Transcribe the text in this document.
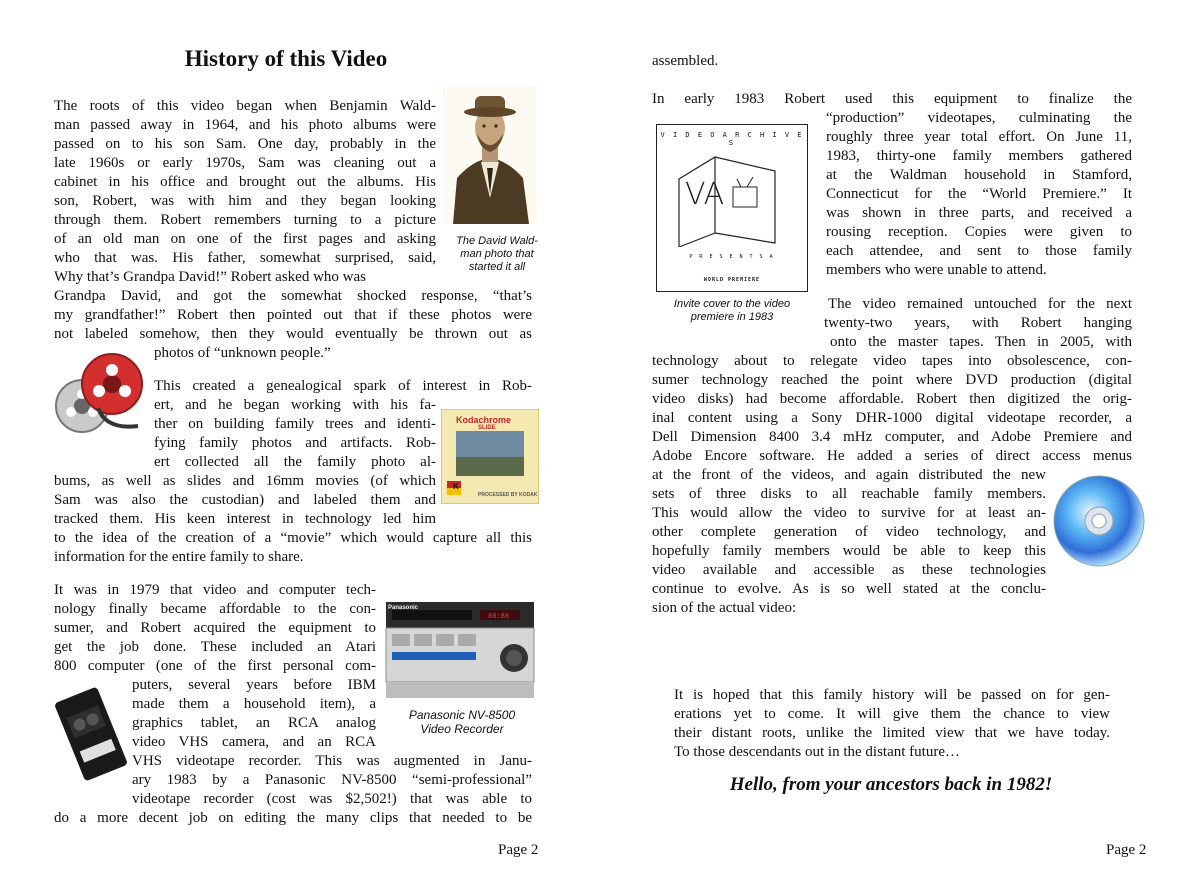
History of this Video
The roots of this video began when Benjamin Wald-
man passed away in 1964, and his photo albums were
passed on to his son Sam. One day, probably in the
late 1960s or early 1970s, Sam was cleaning out a
cabinet in his office and brought out the albums. His
son, Robert, was with him and they began looking
through them. Robert remembers turning to a picture
of an old man on one of the first pages and asking
who that was. His father, somewhat surprised, said,
Why that’s Grandpa David!” Robert asked who was
Grandpa David, and got the somewhat shocked response, “that’s
my grandfather!” Robert then pointed out that if these photos were
not labeled somehow, then they would eventually be thrown out as
photos of “unknown people.”
This created a genealogical spark of interest in Rob-
ert, and he began working with his fa-
ther on building family trees and identi-
fying family photos and artifacts. Rob-
ert collected all the family photo al-
bums, as well as slides and 16mm movies (of which
Sam was also the custodian) and labeled them and
tracked them. His keen interest in technology led him
to the idea of the creation of a “movie” which would capture all this
information for the entire family to share.
It was in 1979 that video and computer tech-
nology finally became affordable to the con-
sumer, and Robert acquired the equipment to
get the job done. These included an Atari
800 computer (one of the first personal com-
puters, several years before IBM
made them a household item), a
graphics tablet, an RCA analog
video VHS camera, and an RCA
VHS videotape recorder. This was augmented in Janu-
ary 1983 by a Panasonic NV-8500 “semi-professional”
videotape recorder (cost was $2,502!) that was able to
do a more decent job on editing the many clips that needed to be
assembled.
In early 1983 Robert used this equipment to finalize the
“production” videotapes, culminating the
roughly three year total effort. On June 11,
1983, thirty-one family members gathered
at the Waldman household in Stamford,
Connecticut for the “World Premiere.” It
was shown in three parts, and received a
rousing reception. Copies were given to
each attendee, and sent to those family
members who were unable to attend.
The video remained untouched for the next
twenty-two years, with Robert hanging
onto the master tapes. Then in 2005, with
technology about to relegate video tapes into obsolescence, con-
sumer technology reached the point where DVD production (digital
video disks) had become affordable. Robert then digitized the orig-
inal content using a Sony DHR-1000 digital videotape recorder, a
Dell Dimension 8400 3.4 mHz computer, and Adobe Premiere and
Adobe Encore software. He added a series of direct access menus
at the front of the videos, and again distributed the new
sets of three disks to all reachable family members.
This would allow the video to survive for at least an-
other complete generation of video technology, and
hopefully family members would be able to keep this
video available and accessible as these technologies
continue to evolve. As is so well stated at the conclu-
sion of the actual video:
It is hoped that this family history will be passed on for gen-
erations yet to come. It will give them the chance to view
their distant roots, unlike the limited view that we have today.
To those descendants out in the distant future…
Hello, from your ancestors back in 1982!
The David Wald-
man photo that
started it all
Kodachrome
SLIDE
K
PROCESSED BY KODAK
88:88
Panasonic
Panasonic NV-8500
Video Recorder
V I D E O A R C H I V E S
VA
P R E S E N T S A
WORLD PREMIERE
Invite cover to the video
premiere in 1983
Page 2	Page 2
--------
» **DIRECTIONS**: Output all of the entries verbatim, leaving out any images.

» **RESULT**:
Transcribe the text in this document.
History of this Video
The roots of this video began when Benjamin Wald-
man passed away in 1964, and his photo albums were
passed on to his son Sam. One day, probably in the
late 1960s or early 1970s, Sam was cleaning out a
cabinet in his office and brought out the albums. His
son, Robert, was with him and they began looking
through them. Robert remembers turning to a picture
of an old man on one of the first pages and asking
who that was. His father, somewhat surprised, said,
Why that’s Grandpa David!” Robert asked who was
Grandpa David, and got the somewhat shocked response, “that’s
my grandfather!” Robert then pointed out that if these photos were
not labeled somehow, then they would eventually be thrown out as
photos of “unknown people.”
This created a genealogical spark of interest in Rob-
ert, and he began working with his fa-
ther on building family trees and identi-
fying family photos and artifacts. Rob-
ert collected all the family photo al-
bums, as well as slides and 16mm movies (of which
Sam was also the custodian) and labeled them and
tracked them. His keen interest in technology led him
to the idea of the creation of a “movie” which would capture all this
information for the entire family to share.
It was in 1979 that video and computer tech-
nology finally became affordable to the con-
sumer, and Robert acquired the equipment to
get the job done. These included an Atari
800 computer (one of the first personal com-
puters, several years before IBM
made them a household item), a
graphics tablet, an RCA analog
video VHS camera, and an RCA
VHS videotape recorder. This was augmented in Janu-
ary 1983 by a Panasonic NV-8500 “semi-professional”
videotape recorder (cost was $2,502!) that was able to
do a more decent job on editing the many clips that needed to be
assembled.
In early 1983 Robert used this equipment to finalize the
“production” videotapes, culminating the
roughly three year total effort. On June 11,
1983, thirty-one family members gathered
at the Waldman household in Stamford,
Connecticut for the “World Premiere.” It
was shown in three parts, and received a
rousing reception. Copies were given to
each attendee, and sent to those family
members who were unable to attend.
The video remained untouched for the next
twenty-two years, with Robert hanging
onto the master tapes. Then in 2005, with
technology about to relegate video tapes into obsolescence, con-
sumer technology reached the point where DVD production (digital
video disks) had become affordable. Robert then digitized the orig-
inal content using a Sony DHR-1000 digital videotape recorder, a
Dell Dimension 8400 3.4 mHz computer, and Adobe Premiere and
Adobe Encore software. He added a series of direct access menus
at the front of the videos, and again distributed the new
sets of three disks to all reachable family members.
This would allow the video to survive for at least an-
other complete generation of video technology, and
hopefully family members would be able to keep this
video available and accessible as these technologies
continue to evolve. As is so well stated at the conclu-
sion of the actual video:
It is hoped that this family history will be passed on for gen-
erations yet to come. It will give them the chance to view
their distant roots, unlike the limited view that we have today.
To those descendants out in the distant future…
Hello, from your ancestors back in 1982!
The David Wald-
man photo that
started it all
Kodachrome
SLIDE
K
PROCESSED BY KODAK
88:88
Panasonic
Panasonic NV-8500
Video Recorder
V I D E O A R C H I V E S
VA
P R E S E N T S A
WORLD PREMIERE
Invite cover to the video
premiere in 1983
Page 2	Page 2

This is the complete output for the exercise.